## START Supplied records

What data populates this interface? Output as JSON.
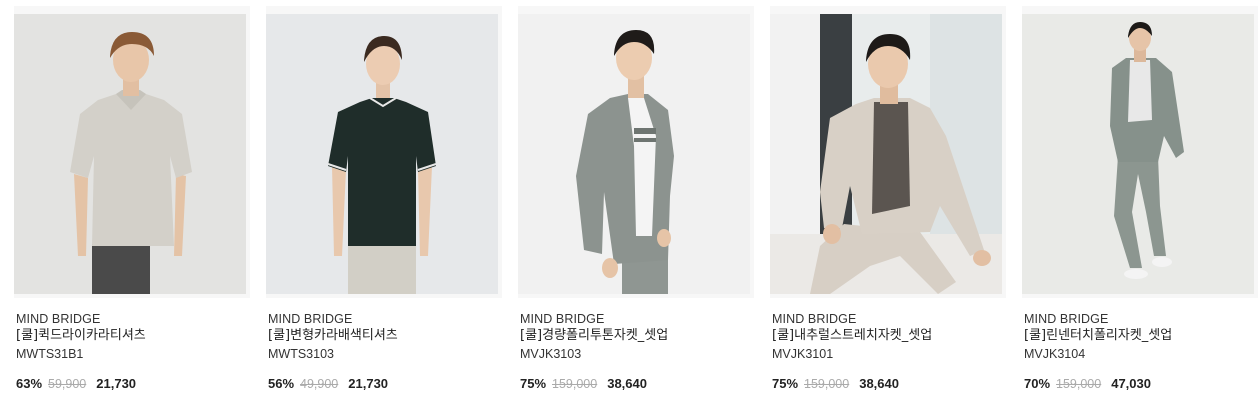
{
  "products": [
    {
      "brand": "MIND BRIDGE",
      "name": "[쿨]퀵드라이카라티셔츠",
      "code": "MWTS31B1",
      "discount": "63%",
      "original_price": "59,900",
      "sale_price": "21,730",
      "image": "model-beige-polo-shirt"
    },
    {
      "brand": "MIND BRIDGE",
      "name": "[쿨]변형카라배색티셔츠",
      "code": "MWTS3103",
      "discount": "56%",
      "original_price": "49,900",
      "sale_price": "21,730",
      "image": "model-dark-green-polo-shirt"
    },
    {
      "brand": "MIND BRIDGE",
      "name": "[쿨]경량폴리투톤자켓_셋업",
      "code": "MVJK3103",
      "discount": "75%",
      "original_price": "159,000",
      "sale_price": "38,640",
      "image": "model-grey-jacket-setup"
    },
    {
      "brand": "MIND BRIDGE",
      "name": "[쿨]내추럴스트레치자켓_셋업",
      "code": "MVJK3101",
      "discount": "75%",
      "original_price": "159,000",
      "sale_price": "38,640",
      "image": "model-beige-jacket-setup-seated"
    },
    {
      "brand": "MIND BRIDGE",
      "name": "[쿨]린넨터치폴리자켓_셋업",
      "code": "MVJK3104",
      "discount": "70%",
      "original_price": "159,000",
      "sale_price": "47,030",
      "image": "model-sage-jacket-setup-full"
    }
  ],
  "colors": {
    "discount": "#222222",
    "original_price": "#aaaaaa",
    "sale_price": "#222222",
    "image_bg": "#f7f7f7"
  }
}
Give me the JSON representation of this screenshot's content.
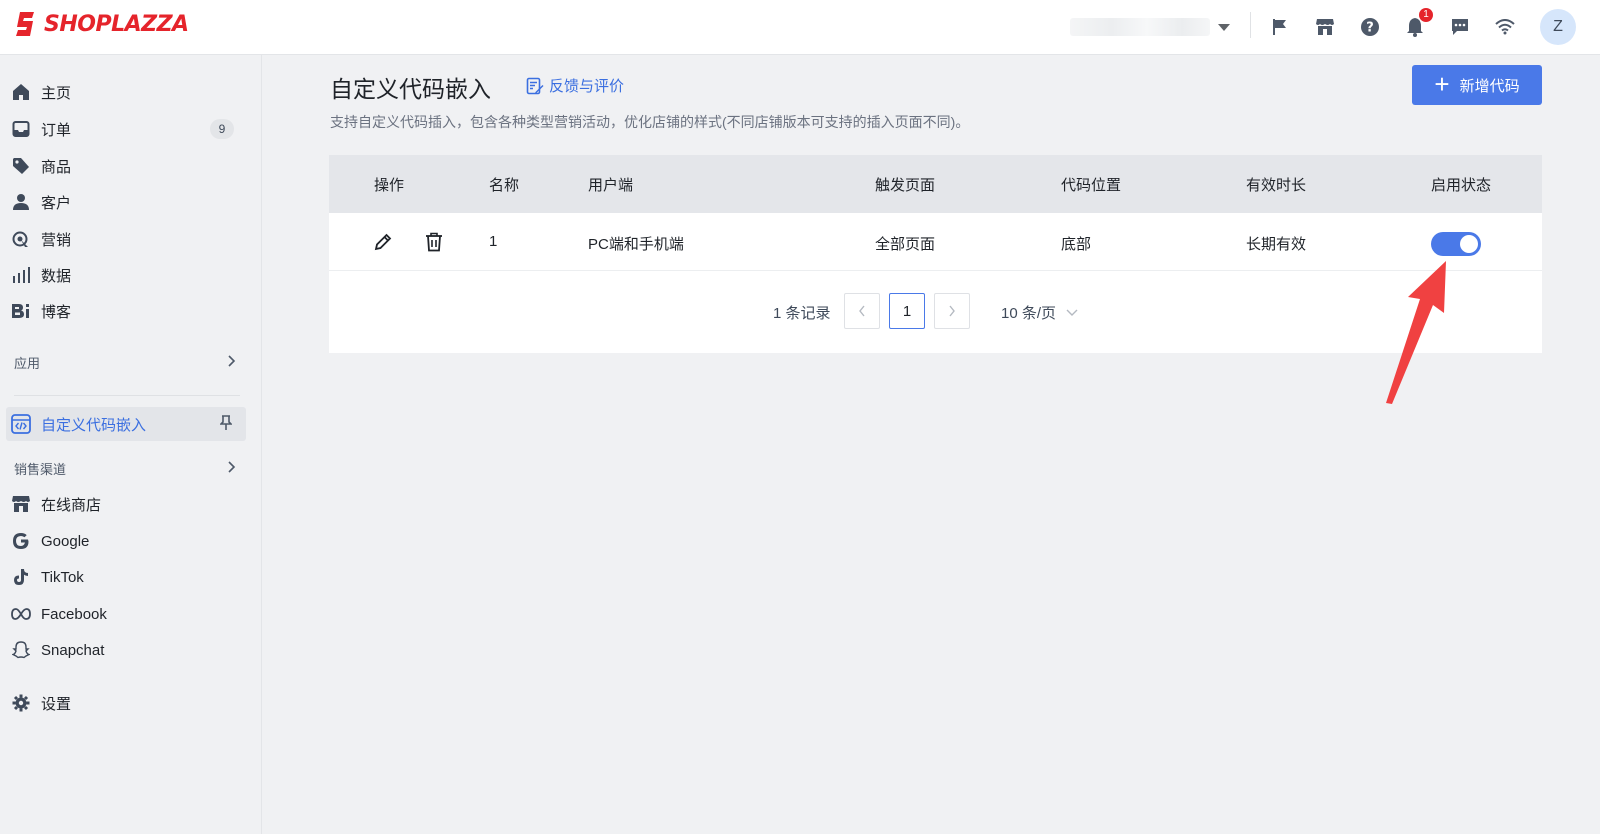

## END Supplied records

The problem: Using the records above, select and copy every line that has the word "jacket".

Output of the task:
      "image": "model-grey-jacket-setup"
      "image": "model-beige-jacket-setup-seated"
      "image": "model-sage-jacket-setup-full"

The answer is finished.